● **What the task asks**
Search the records for "pressure". Copy every line where it appears.

----------------

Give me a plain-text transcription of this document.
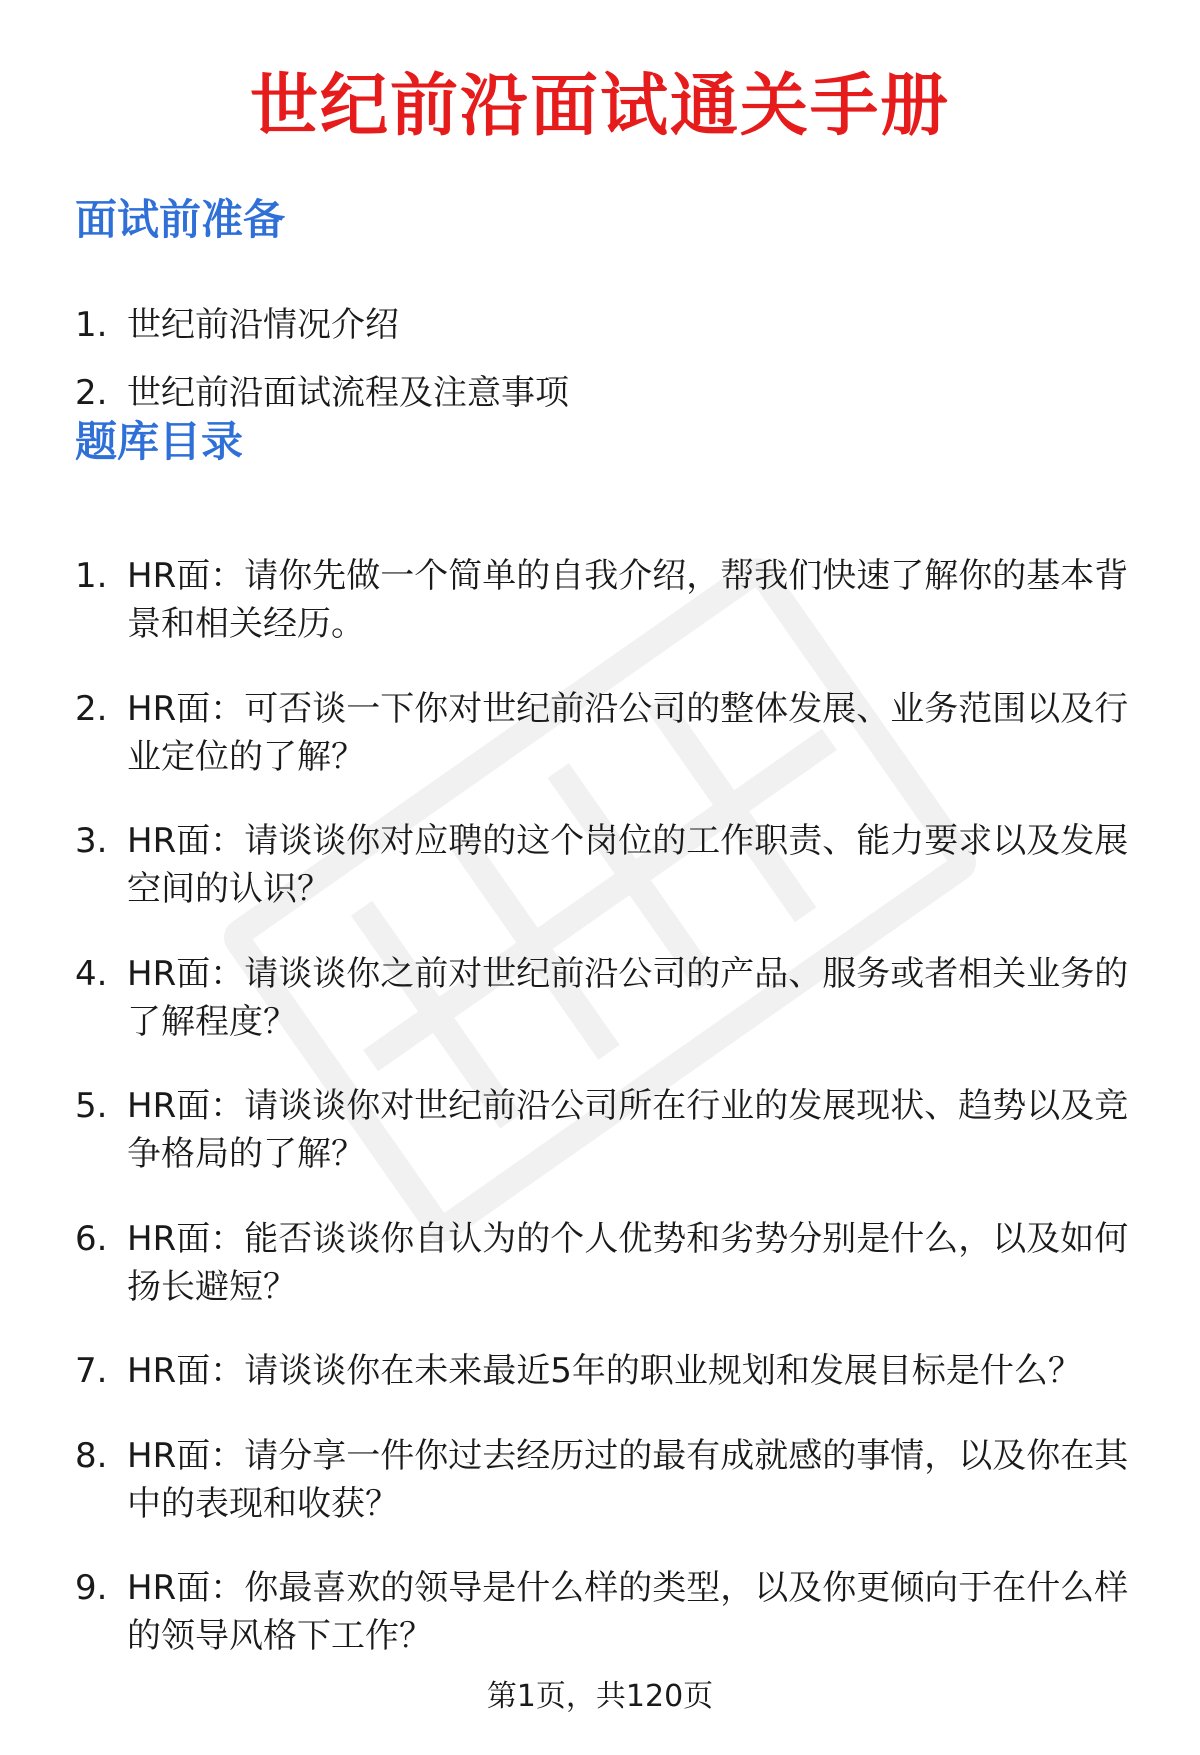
世纪前沿面试通关手册
面试前准备
1. 世纪前沿情况介绍
2. 世纪前沿面试流程及注意事项
题库目录
1. HR面：请你先做一个简单的自我介绍，帮我们快速了解你的基本背景和相关经历。
2. HR面：可否谈一下你对世纪前沿公司的整体发展、业务范围以及行业定位的了解？
3. HR面：请谈谈你对应聘的这个岗位的工作职责、能力要求以及发展空间的认识？
4. HR面：请谈谈你之前对世纪前沿公司的产品、服务或者相关业务的了解程度？
5. HR面：请谈谈你对世纪前沿公司所在行业的发展现状、趋势以及竞争格局的了解？
6. HR面：能否谈谈你自认为的个人优势和劣势分别是什么，以及如何扬长避短？
7. HR面：请谈谈你在未来最近5年的职业规划和发展目标是什么？
8. HR面：请分享一件你过去经历过的最有成就感的事情，以及你在其中的表现和收获？
9. HR面：你最喜欢的领导是什么样的类型，以及你更倾向于在什么样的领导风格下工作？
第1页，共120页
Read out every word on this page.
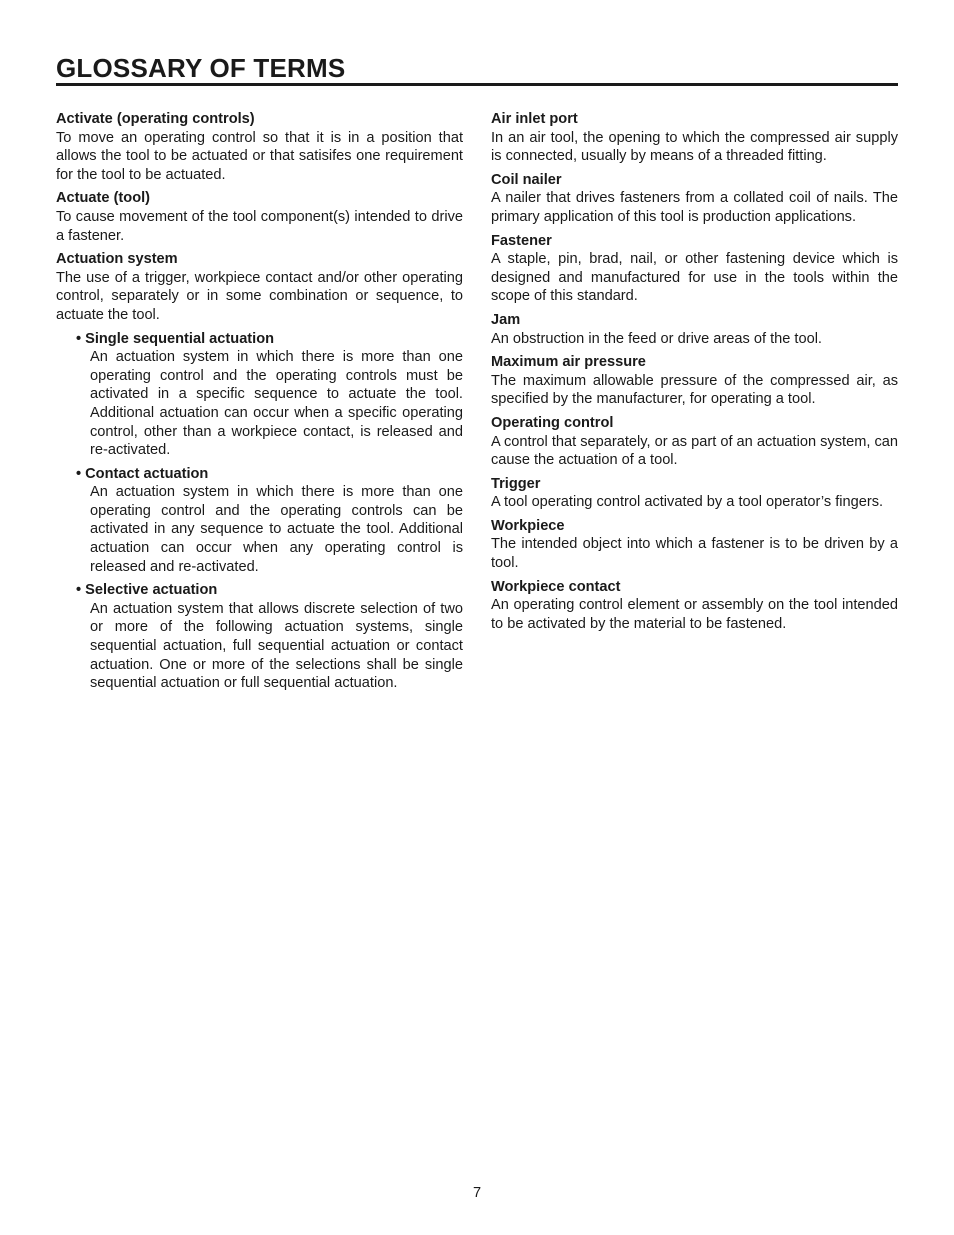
GLOSSARY OF TERMS

Activate (operating controls)

To move an operating control so that it is in a position that allows the tool to be actuated or that satisifes one requirement for the tool to be actuated.

Actuate (tool)

To cause movement of the tool component(s) intended to drive a fastener.

Actuation system

The use of a trigger, workpiece contact and/or other operating control, separately or in some combination or sequence, to actuate the tool.

• Single sequential actuation

An actuation system in which there is more than one operating control and the operating controls must be activated in a specific sequence to actuate the tool. Additional actuation can occur when a specific operating control, other than a workpiece contact, is released and re-activated.

• Contact actuation

An actuation system in which there is more than one operating control and the operating controls can be activated in any sequence to actuate the tool. Additional actuation can occur when any operating control is released and re-activated.

• Selective actuation

An actuation system that allows discrete selection of two or more of the following actuation systems, single sequential actuation, full sequential actuation or contact actuation. One or more of the selections shall be single sequential actuation or full sequential actuation.

Air inlet port

In an air tool, the opening to which the compressed air supply is connected, usually by means of a threaded fitting.

Coil nailer

A nailer that drives fasteners from a collated coil of nails. The primary application of this tool is production applications.

Fastener

A staple, pin, brad, nail, or other fastening device which is designed and manufactured for use in the tools within the scope of this standard.

Jam

An obstruction in the feed or drive areas of the tool.

Maximum air pressure

The maximum allowable pressure of the compressed air, as specified by the manufacturer, for operating a tool.

Operating control

A control that separately, or as part of an actuation system, can cause the actuation of a tool.

Trigger

A tool operating control activated by a tool operator’s fingers.

Workpiece

The intended object into which a fastener is to be driven by a tool.

Workpiece contact

An operating control element or assembly on the tool intended to be activated by the material to be fastened.

7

----------------

● **Result for this exercise**
Maximum air pressure
The maximum allowable pressure of the compressed air, as specified by the manufacturer, for operating a tool.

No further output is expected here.